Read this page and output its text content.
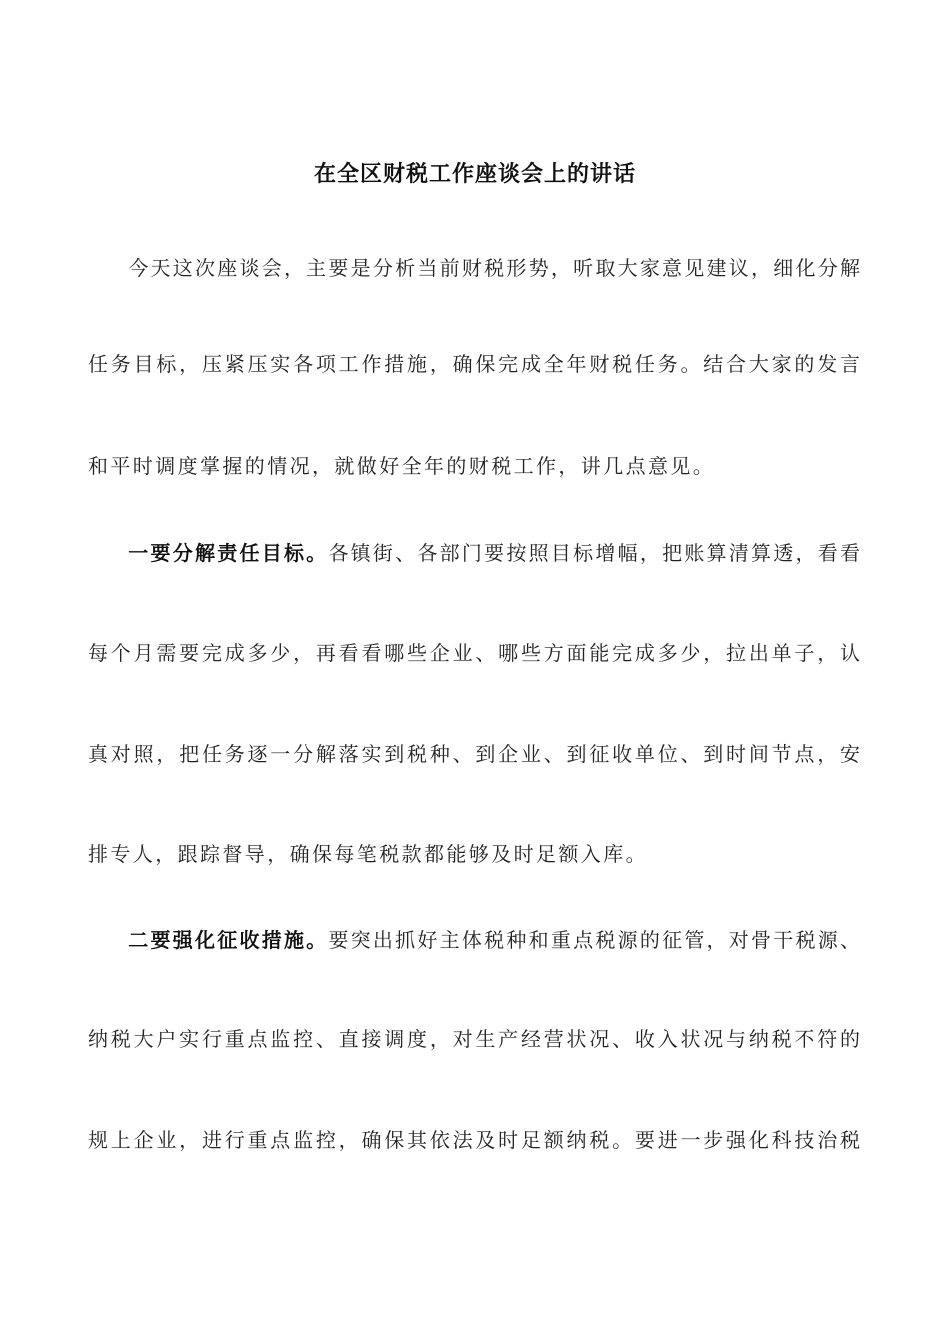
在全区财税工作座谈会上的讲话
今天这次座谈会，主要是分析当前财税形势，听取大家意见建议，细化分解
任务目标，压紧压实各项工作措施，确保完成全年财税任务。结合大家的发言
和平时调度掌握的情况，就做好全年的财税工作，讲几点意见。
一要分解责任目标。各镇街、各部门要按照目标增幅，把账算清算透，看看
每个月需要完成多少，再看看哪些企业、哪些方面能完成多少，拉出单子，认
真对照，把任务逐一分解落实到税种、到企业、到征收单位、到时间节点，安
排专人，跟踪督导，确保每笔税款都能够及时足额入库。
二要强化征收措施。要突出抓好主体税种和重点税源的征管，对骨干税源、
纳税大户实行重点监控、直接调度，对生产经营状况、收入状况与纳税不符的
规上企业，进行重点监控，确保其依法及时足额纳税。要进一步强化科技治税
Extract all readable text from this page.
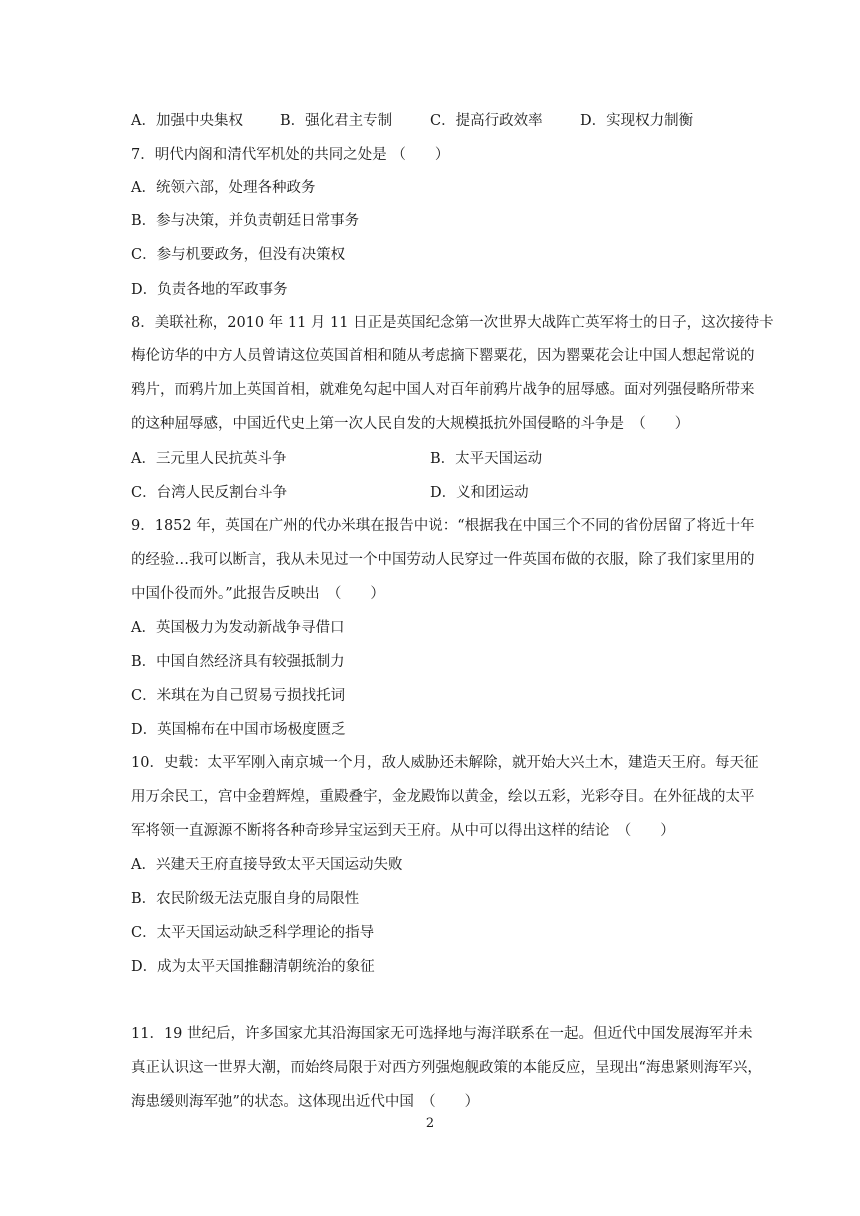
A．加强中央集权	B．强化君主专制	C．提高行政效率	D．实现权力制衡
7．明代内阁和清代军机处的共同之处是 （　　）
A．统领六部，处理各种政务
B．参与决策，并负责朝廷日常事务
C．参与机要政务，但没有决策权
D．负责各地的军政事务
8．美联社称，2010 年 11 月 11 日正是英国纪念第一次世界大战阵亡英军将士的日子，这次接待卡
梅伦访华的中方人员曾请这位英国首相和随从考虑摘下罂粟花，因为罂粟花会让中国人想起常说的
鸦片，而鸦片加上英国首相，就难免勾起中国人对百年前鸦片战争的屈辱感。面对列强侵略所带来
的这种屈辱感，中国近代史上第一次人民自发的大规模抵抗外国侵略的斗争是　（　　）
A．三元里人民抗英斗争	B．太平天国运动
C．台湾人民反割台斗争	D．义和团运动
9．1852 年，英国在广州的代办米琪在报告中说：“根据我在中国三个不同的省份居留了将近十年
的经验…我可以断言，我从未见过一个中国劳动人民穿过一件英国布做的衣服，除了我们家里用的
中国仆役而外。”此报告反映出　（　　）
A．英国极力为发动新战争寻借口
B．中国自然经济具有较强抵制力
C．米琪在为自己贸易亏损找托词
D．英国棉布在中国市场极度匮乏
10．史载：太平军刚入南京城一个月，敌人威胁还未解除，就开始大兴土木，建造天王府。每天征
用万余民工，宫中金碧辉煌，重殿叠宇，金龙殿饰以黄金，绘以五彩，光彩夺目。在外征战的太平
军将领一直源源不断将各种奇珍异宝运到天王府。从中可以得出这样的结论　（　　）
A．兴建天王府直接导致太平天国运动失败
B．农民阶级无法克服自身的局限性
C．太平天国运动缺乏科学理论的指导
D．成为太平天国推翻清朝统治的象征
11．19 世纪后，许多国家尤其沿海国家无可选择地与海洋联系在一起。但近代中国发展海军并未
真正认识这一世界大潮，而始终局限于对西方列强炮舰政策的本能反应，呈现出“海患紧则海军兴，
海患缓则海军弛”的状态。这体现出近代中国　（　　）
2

|---|

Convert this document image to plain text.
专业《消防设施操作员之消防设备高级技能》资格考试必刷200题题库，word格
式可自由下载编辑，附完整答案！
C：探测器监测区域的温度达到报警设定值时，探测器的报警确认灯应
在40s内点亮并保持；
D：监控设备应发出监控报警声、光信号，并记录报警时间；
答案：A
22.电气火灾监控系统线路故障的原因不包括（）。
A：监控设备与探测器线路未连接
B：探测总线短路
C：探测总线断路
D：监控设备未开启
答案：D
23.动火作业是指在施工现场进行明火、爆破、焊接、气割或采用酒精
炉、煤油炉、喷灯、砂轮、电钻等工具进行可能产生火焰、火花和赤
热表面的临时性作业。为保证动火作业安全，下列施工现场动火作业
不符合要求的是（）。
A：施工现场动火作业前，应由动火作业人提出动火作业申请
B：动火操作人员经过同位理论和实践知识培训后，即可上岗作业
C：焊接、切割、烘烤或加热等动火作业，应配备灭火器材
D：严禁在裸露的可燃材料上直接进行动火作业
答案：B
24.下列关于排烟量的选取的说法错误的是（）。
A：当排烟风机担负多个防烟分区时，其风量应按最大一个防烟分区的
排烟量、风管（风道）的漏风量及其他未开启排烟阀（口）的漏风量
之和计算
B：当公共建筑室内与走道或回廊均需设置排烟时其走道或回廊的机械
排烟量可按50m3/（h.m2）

|---|

TASK TO COMPLETE:
Which lines in the records above contain the string "text"? Copy each one.

FINAL RESULT:
Read this page and output its text content.
Extract all readable text from this page.
Convert this document image to plain text.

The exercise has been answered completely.